::: Entries shown :::

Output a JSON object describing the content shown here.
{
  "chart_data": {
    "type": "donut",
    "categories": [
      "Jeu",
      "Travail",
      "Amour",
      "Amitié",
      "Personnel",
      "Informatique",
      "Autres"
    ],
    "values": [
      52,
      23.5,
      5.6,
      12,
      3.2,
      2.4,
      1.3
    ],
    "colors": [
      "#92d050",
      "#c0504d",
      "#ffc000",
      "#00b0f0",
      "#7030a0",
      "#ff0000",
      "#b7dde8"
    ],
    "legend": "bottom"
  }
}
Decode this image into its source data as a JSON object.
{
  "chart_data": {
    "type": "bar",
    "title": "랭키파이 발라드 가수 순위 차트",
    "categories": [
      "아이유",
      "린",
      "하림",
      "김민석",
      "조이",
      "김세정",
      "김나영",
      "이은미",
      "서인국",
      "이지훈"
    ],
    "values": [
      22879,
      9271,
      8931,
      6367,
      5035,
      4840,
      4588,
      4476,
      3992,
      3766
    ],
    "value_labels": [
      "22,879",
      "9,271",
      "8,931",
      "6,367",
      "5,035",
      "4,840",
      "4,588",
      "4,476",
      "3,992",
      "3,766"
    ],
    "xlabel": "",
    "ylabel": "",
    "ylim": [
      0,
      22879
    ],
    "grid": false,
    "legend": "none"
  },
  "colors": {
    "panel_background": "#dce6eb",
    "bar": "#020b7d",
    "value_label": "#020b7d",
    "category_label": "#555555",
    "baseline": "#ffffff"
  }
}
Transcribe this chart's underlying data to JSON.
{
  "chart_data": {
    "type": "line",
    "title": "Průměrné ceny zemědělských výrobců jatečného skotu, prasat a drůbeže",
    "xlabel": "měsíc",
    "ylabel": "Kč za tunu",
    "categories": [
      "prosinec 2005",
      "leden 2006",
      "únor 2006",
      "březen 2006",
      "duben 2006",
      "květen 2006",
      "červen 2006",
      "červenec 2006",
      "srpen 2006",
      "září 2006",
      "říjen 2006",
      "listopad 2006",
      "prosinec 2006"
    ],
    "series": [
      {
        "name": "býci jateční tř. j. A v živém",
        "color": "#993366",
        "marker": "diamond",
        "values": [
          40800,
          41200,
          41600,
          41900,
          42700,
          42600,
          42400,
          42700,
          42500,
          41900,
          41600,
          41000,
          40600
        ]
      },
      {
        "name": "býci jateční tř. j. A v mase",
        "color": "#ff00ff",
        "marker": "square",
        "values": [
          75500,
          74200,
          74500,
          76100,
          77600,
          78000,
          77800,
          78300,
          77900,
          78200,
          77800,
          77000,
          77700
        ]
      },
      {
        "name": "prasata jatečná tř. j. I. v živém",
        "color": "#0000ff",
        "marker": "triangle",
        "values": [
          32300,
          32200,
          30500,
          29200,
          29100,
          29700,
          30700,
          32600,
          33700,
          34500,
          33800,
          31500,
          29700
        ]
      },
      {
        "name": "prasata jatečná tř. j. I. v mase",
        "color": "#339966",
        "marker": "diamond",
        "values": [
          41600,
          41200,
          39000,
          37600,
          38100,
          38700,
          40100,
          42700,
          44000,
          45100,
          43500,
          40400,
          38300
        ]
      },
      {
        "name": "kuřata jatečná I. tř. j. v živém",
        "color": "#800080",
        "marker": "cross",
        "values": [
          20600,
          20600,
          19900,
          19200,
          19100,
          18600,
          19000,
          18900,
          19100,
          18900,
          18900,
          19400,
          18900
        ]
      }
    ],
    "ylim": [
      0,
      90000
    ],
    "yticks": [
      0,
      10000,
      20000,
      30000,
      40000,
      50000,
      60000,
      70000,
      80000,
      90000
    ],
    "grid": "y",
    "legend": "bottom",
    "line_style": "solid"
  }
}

:::

Reproduce each entry above exactly, keeping every word.

Output a JSON object describing the content shown here.
{
  "chart_data": {
    "type": "donut",
    "categories": [
      "Jeu",
      "Travail",
      "Amour",
      "Amitié",
      "Personnel",
      "Informatique",
      "Autres"
    ],
    "values": [
      52,
      23.5,
      5.6,
      12,
      3.2,
      2.4,
      1.3
    ],
    "colors": [
      "#92d050",
      "#c0504d",
      "#ffc000",
      "#00b0f0",
      "#7030a0",
      "#ff0000",
      "#b7dde8"
    ],
    "legend": "bottom"
  }
}
Decode this image into its source data as a JSON object.
{
  "chart_data": {
    "type": "bar",
    "title": "랭키파이 발라드 가수 순위 차트",
    "categories": [
      "아이유",
      "린",
      "하림",
      "김민석",
      "조이",
      "김세정",
      "김나영",
      "이은미",
      "서인국",
      "이지훈"
    ],
    "values": [
      22879,
      9271,
      8931,
      6367,
      5035,
      4840,
      4588,
      4476,
      3992,
      3766
    ],
    "value_labels": [
      "22,879",
      "9,271",
      "8,931",
      "6,367",
      "5,035",
      "4,840",
      "4,588",
      "4,476",
      "3,992",
      "3,766"
    ],
    "xlabel": "",
    "ylabel": "",
    "ylim": [
      0,
      22879
    ],
    "grid": false,
    "legend": "none"
  },
  "colors": {
    "panel_background": "#dce6eb",
    "bar": "#020b7d",
    "value_label": "#020b7d",
    "category_label": "#555555",
    "baseline": "#ffffff"
  }
}
Transcribe this chart's underlying data to JSON.
{
  "chart_data": {
    "type": "line",
    "title": "Průměrné ceny zemědělských výrobců jatečného skotu, prasat a drůbeže",
    "xlabel": "měsíc",
    "ylabel": "Kč za tunu",
    "categories": [
      "prosinec 2005",
      "leden 2006",
      "únor 2006",
      "březen 2006",
      "duben 2006",
      "květen 2006",
      "červen 2006",
      "červenec 2006",
      "srpen 2006",
      "září 2006",
      "říjen 2006",
      "listopad 2006",
      "prosinec 2006"
    ],
    "series": [
      {
        "name": "býci jateční tř. j. A v živém",
        "color": "#993366",
        "marker": "diamond",
        "values": [
          40800,
          41200,
          41600,
          41900,
          42700,
          42600,
          42400,
          42700,
          42500,
          41900,
          41600,
          41000,
          40600
        ]
      },
      {
        "name": "býci jateční tř. j. A v mase",
        "color": "#ff00ff",
        "marker": "square",
        "values": [
          75500,
          74200,
          74500,
          76100,
          77600,
          78000,
          77800,
          78300,
          77900,
          78200,
          77800,
          77000,
          77700
        ]
      },
      {
        "name": "prasata jatečná tř. j. I. v živém",
        "color": "#0000ff",
        "marker": "triangle",
        "values": [
          32300,
          32200,
          30500,
          29200,
          29100,
          29700,
          30700,
          32600,
          33700,
          34500,
          33800,
          31500,
          29700
        ]
      },
      {
        "name": "prasata jatečná tř. j. I. v mase",
        "color": "#339966",
        "marker": "diamond",
        "values": [
          41600,
          41200,
          39000,
          37600,
          38100,
          38700,
          40100,
          42700,
          44000,
          45100,
          43500,
          40400,
          38300
        ]
      },
      {
        "name": "kuřata jatečná I. tř. j. v živém",
        "color": "#800080",
        "marker": "cross",
        "values": [
          20600,
          20600,
          19900,
          19200,
          19100,
          18600,
          19000,
          18900,
          19100,
          18900,
          18900,
          19400,
          18900
        ]
      }
    ],
    "ylim": [
      0,
      90000
    ],
    "yticks": [
      0,
      10000,
      20000,
      30000,
      40000,
      50000,
      60000,
      70000,
      80000,
      90000
    ],
    "grid": "y",
    "legend": "bottom",
    "line_style": "solid"
  }
}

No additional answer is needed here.